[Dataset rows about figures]
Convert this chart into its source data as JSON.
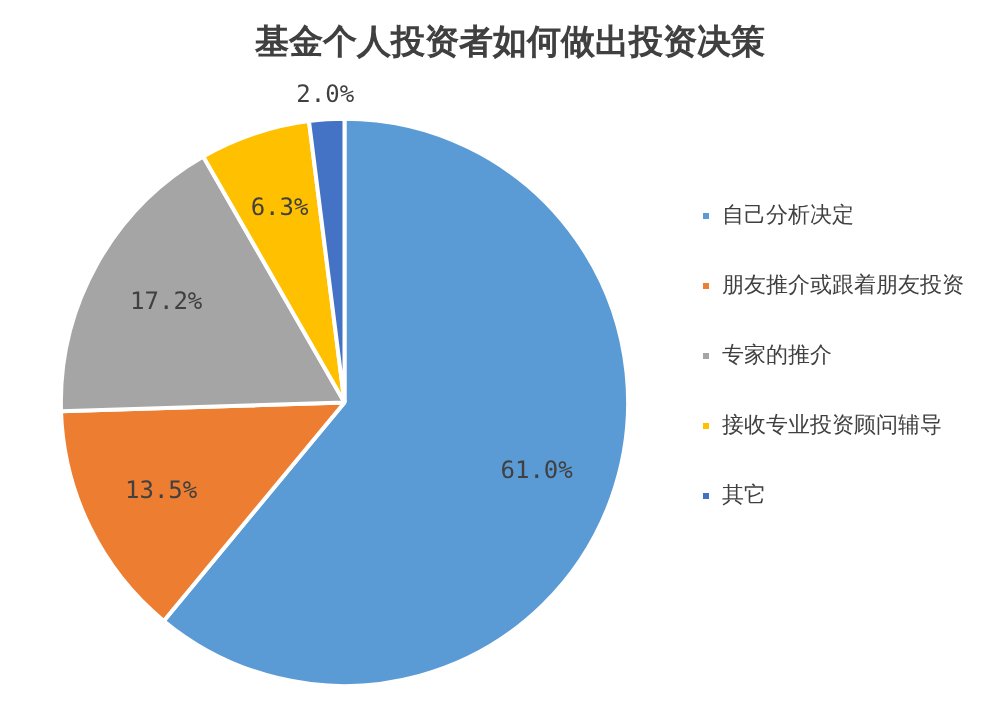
{
  "chart_data": {
    "type": "pie",
    "title": "基金个人投资者如何做出投资决策",
    "categories": [
      "自己分析决定",
      "朋友推介或跟着朋友投资",
      "专家的推介",
      "接收专业投资顾问辅导",
      "其它"
    ],
    "values": [
      61.0,
      13.5,
      17.2,
      6.3,
      2.0
    ],
    "colors": [
      "#5b9bd5",
      "#ed7d31",
      "#a5a5a5",
      "#ffc000",
      "#4472c4"
    ],
    "value_labels": [
      "61.0%",
      "13.5%",
      "17.2%",
      "6.3%",
      "2.0%"
    ],
    "legend": "right"
  }
}
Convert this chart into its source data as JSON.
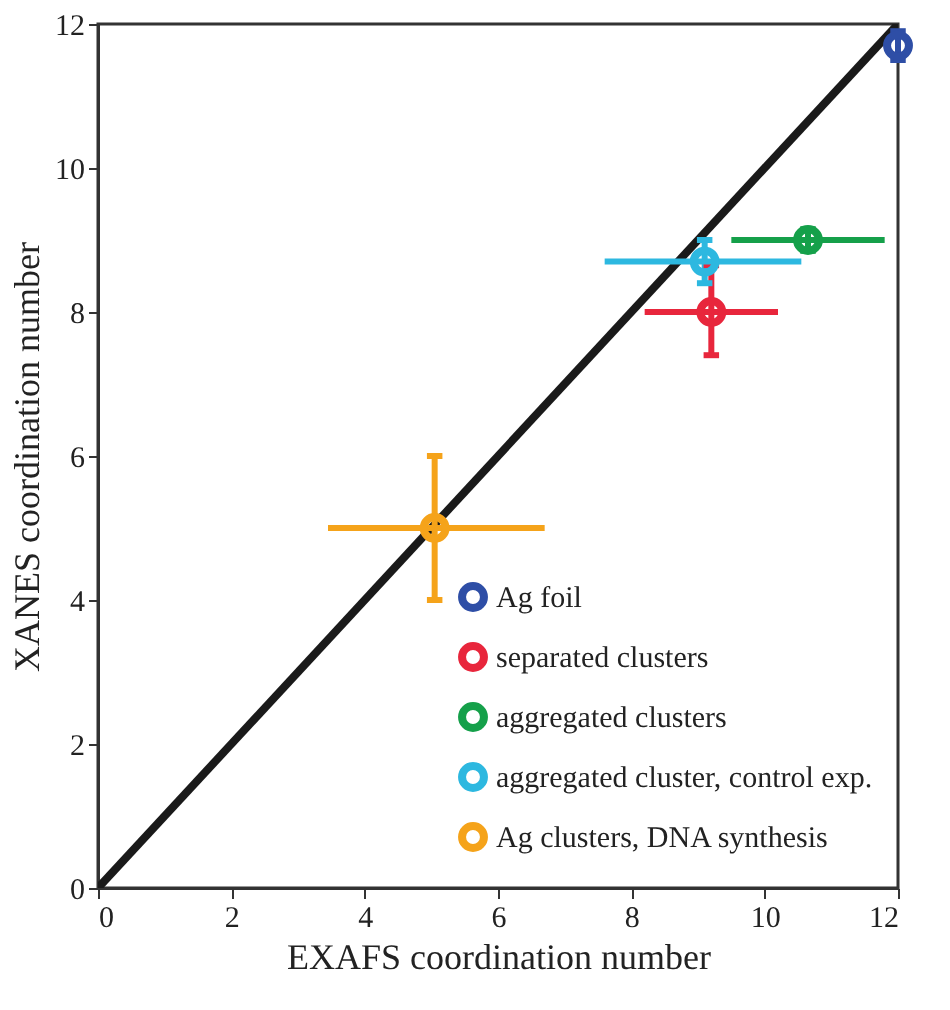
{
  "chart_data": {
    "type": "scatter",
    "xlabel": "EXAFS coordination number",
    "ylabel": "XANES coordination number",
    "xlim": [
      0,
      12
    ],
    "ylim": [
      0,
      12
    ],
    "xticks": [
      0,
      2,
      4,
      6,
      8,
      10,
      12
    ],
    "yticks": [
      0,
      2,
      4,
      6,
      8,
      10,
      12
    ],
    "grid": false,
    "legend": "bottom right",
    "marker": "circle",
    "series": [
      {
        "type": "line",
        "color": "#1a1a1a",
        "x": [
          0,
          12
        ],
        "values": [
          0,
          12
        ],
        "line_style": "solid",
        "marker": "none"
      },
      {
        "name": "Ag foil",
        "color": "#2e4ea6",
        "x": [
          12.0
        ],
        "values": [
          11.7
        ],
        "errors": [
          0.2
        ]
      },
      {
        "name": "separated clusters",
        "color": "#e8263c",
        "x": [
          9.2
        ],
        "values": [
          8.0
        ],
        "errors": [
          [
            7.4,
            8.65
          ]
        ],
        "xerrors": [
          [
            8.2,
            10.2
          ]
        ]
      },
      {
        "name": "aggregated clusters",
        "color": "#15a04a",
        "x": [
          10.65
        ],
        "values": [
          9.0
        ],
        "errors": [
          0.15
        ],
        "xerrors": [
          [
            9.5,
            11.8
          ]
        ]
      },
      {
        "name": "aggregated cluster, control exp.",
        "color": "#2db8e0",
        "x": [
          9.1
        ],
        "values": [
          8.7
        ],
        "errors": [
          [
            8.4,
            9.0
          ]
        ],
        "xerrors": [
          [
            7.6,
            10.55
          ]
        ]
      },
      {
        "name": "Ag clusters, DNA synthesis",
        "color": "#f5a31a",
        "x": [
          5.05
        ],
        "values": [
          5.0
        ],
        "errors": [
          [
            4.0,
            6.0
          ]
        ],
        "xerrors": [
          [
            3.45,
            6.7
          ]
        ]
      }
    ]
  }
}
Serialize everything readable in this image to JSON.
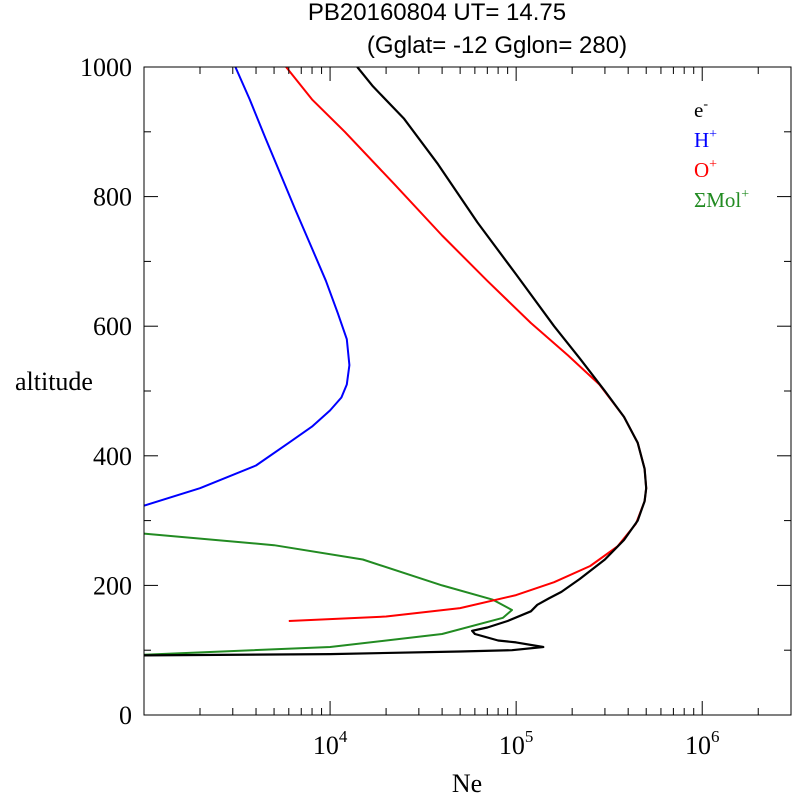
{
  "chart_data": {
    "type": "line",
    "title": "PB20160804   UT=  14.75",
    "subtitle": "(Gglat= -12   Gglon=  280)",
    "xlabel": "Ne",
    "ylabel": "altitude",
    "xscale": "log",
    "xlim": [
      1000,
      3000000
    ],
    "ylim": [
      0,
      1000
    ],
    "grid": false,
    "legend_position": "top-right",
    "x_ticks": [
      {
        "value": 10000,
        "base": "10",
        "exp": "4"
      },
      {
        "value": 100000,
        "base": "10",
        "exp": "5"
      },
      {
        "value": 1000000,
        "base": "10",
        "exp": "6"
      }
    ],
    "y_ticks": [
      0,
      200,
      400,
      600,
      800,
      1000
    ],
    "series": [
      {
        "name": "e-",
        "legend_base": "e",
        "legend_sup": "-",
        "color": "#000000",
        "points": [
          [
            1000,
            92
          ],
          [
            10000,
            94
          ],
          [
            50000,
            98
          ],
          [
            95000,
            100
          ],
          [
            140000,
            105
          ],
          [
            100000,
            112
          ],
          [
            80000,
            115
          ],
          [
            60000,
            125
          ],
          [
            58000,
            130
          ],
          [
            70000,
            135
          ],
          [
            90000,
            145
          ],
          [
            120000,
            160
          ],
          [
            130000,
            170
          ],
          [
            150000,
            180
          ],
          [
            175000,
            190
          ],
          [
            220000,
            210
          ],
          [
            300000,
            240
          ],
          [
            380000,
            270
          ],
          [
            450000,
            300
          ],
          [
            490000,
            330
          ],
          [
            500000,
            350
          ],
          [
            490000,
            380
          ],
          [
            450000,
            420
          ],
          [
            380000,
            460
          ],
          [
            300000,
            500
          ],
          [
            220000,
            550
          ],
          [
            160000,
            600
          ],
          [
            100000,
            680
          ],
          [
            62000,
            760
          ],
          [
            38000,
            850
          ],
          [
            25000,
            920
          ],
          [
            17000,
            970
          ],
          [
            14000,
            1000
          ]
        ]
      },
      {
        "name": "H+",
        "legend_base": "H",
        "legend_sup": "+",
        "color": "#0000ff",
        "points": [
          [
            1000,
            323
          ],
          [
            2000,
            350
          ],
          [
            4000,
            385
          ],
          [
            6000,
            420
          ],
          [
            8000,
            445
          ],
          [
            10000,
            470
          ],
          [
            11500,
            490
          ],
          [
            12300,
            510
          ],
          [
            12700,
            540
          ],
          [
            12300,
            580
          ],
          [
            11000,
            620
          ],
          [
            9500,
            670
          ],
          [
            8000,
            720
          ],
          [
            6500,
            780
          ],
          [
            5500,
            830
          ],
          [
            4500,
            890
          ],
          [
            3700,
            950
          ],
          [
            3100,
            1000
          ]
        ]
      },
      {
        "name": "O+",
        "legend_base": "O",
        "legend_sup": "+",
        "color": "#ff0000",
        "points": [
          [
            6000,
            145
          ],
          [
            20000,
            152
          ],
          [
            50000,
            165
          ],
          [
            100000,
            185
          ],
          [
            160000,
            205
          ],
          [
            250000,
            230
          ],
          [
            350000,
            260
          ],
          [
            440000,
            295
          ],
          [
            490000,
            330
          ],
          [
            500000,
            350
          ],
          [
            490000,
            380
          ],
          [
            450000,
            420
          ],
          [
            380000,
            460
          ],
          [
            280000,
            510
          ],
          [
            190000,
            555
          ],
          [
            120000,
            605
          ],
          [
            70000,
            670
          ],
          [
            40000,
            740
          ],
          [
            22000,
            820
          ],
          [
            12000,
            900
          ],
          [
            8000,
            950
          ],
          [
            5800,
            1000
          ]
        ]
      },
      {
        "name": "ΣMol+",
        "legend_base": "ΣMol",
        "legend_sup": "+",
        "color": "#228b22",
        "points": [
          [
            1000,
            280
          ],
          [
            5000,
            262
          ],
          [
            15000,
            240
          ],
          [
            40000,
            200
          ],
          [
            75000,
            178
          ],
          [
            95000,
            162
          ],
          [
            85000,
            150
          ],
          [
            40000,
            125
          ],
          [
            10000,
            105
          ],
          [
            1000,
            93
          ]
        ]
      }
    ]
  }
}
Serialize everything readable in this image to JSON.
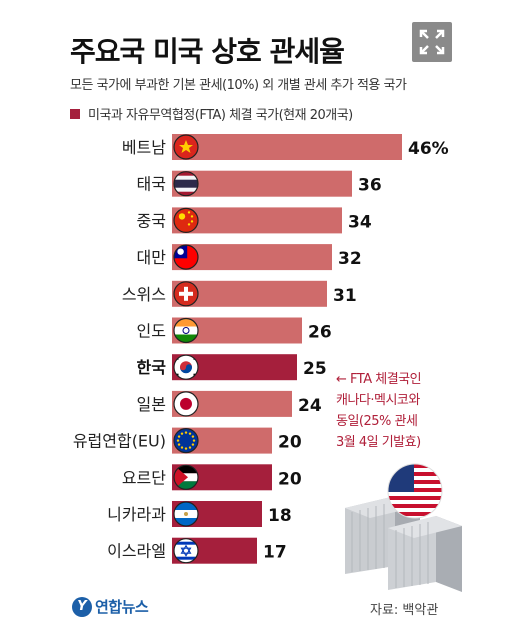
{
  "title": "주요국 미국 상호 관세율",
  "subtitle": "모든 국가에 부과한 기본 관세(10%) 외 개별 관세 추가 적용 국가",
  "legend_text": "미국과 자유무역협정(FTA) 체결 국가(현재 20개국)",
  "annotation": "← FTA 체결국인\n캐나다·멕시코와\n동일(25% 관세\n3월 4일 기발효)",
  "logo_text": "연합뉴스",
  "logo_mark": "Y",
  "source": "자료: 백악관",
  "colors": {
    "normal_bar": "#cf6b6b",
    "fta_bar": "#a51f3c"
  },
  "icons": {
    "expand": "expand-icon",
    "us_flag": "us-flag-icon",
    "containers": "shipping-container-icon"
  },
  "chart_data": {
    "type": "bar",
    "orientation": "horizontal",
    "categories": [
      "베트남",
      "태국",
      "중국",
      "대만",
      "스위스",
      "인도",
      "한국",
      "일본",
      "유럽연합(EU)",
      "요르단",
      "니카라과",
      "이스라엘"
    ],
    "values": [
      46,
      36,
      34,
      32,
      31,
      26,
      25,
      24,
      20,
      20,
      18,
      17
    ],
    "value_labels": [
      "46%",
      "36",
      "34",
      "32",
      "31",
      "26",
      "25",
      "24",
      "20",
      "20",
      "18",
      "17"
    ],
    "fta": [
      false,
      false,
      false,
      false,
      false,
      false,
      true,
      false,
      false,
      true,
      true,
      true
    ],
    "highlight": "한국",
    "flags": [
      "vietnam-flag-icon",
      "thailand-flag-icon",
      "china-flag-icon",
      "taiwan-flag-icon",
      "switzerland-flag-icon",
      "india-flag-icon",
      "korea-flag-icon",
      "japan-flag-icon",
      "eu-flag-icon",
      "jordan-flag-icon",
      "nicaragua-flag-icon",
      "israel-flag-icon"
    ],
    "xlim": [
      0,
      46
    ],
    "grid": false,
    "legend": "top-left"
  }
}
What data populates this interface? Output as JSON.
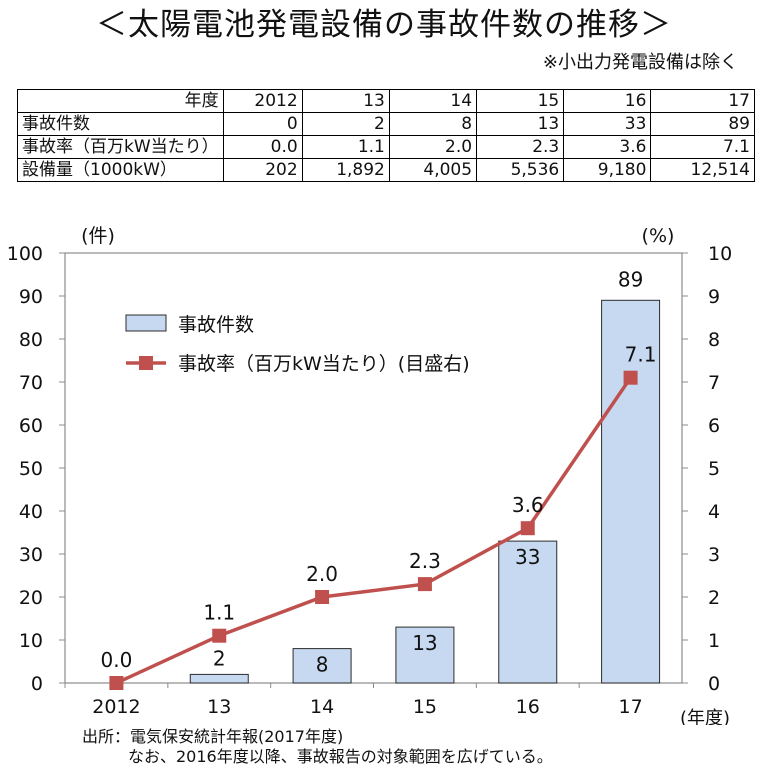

» **Work to do**
Of the lines above, how many hold the word "xlabel"? Say the number alone.

» **Output below**
2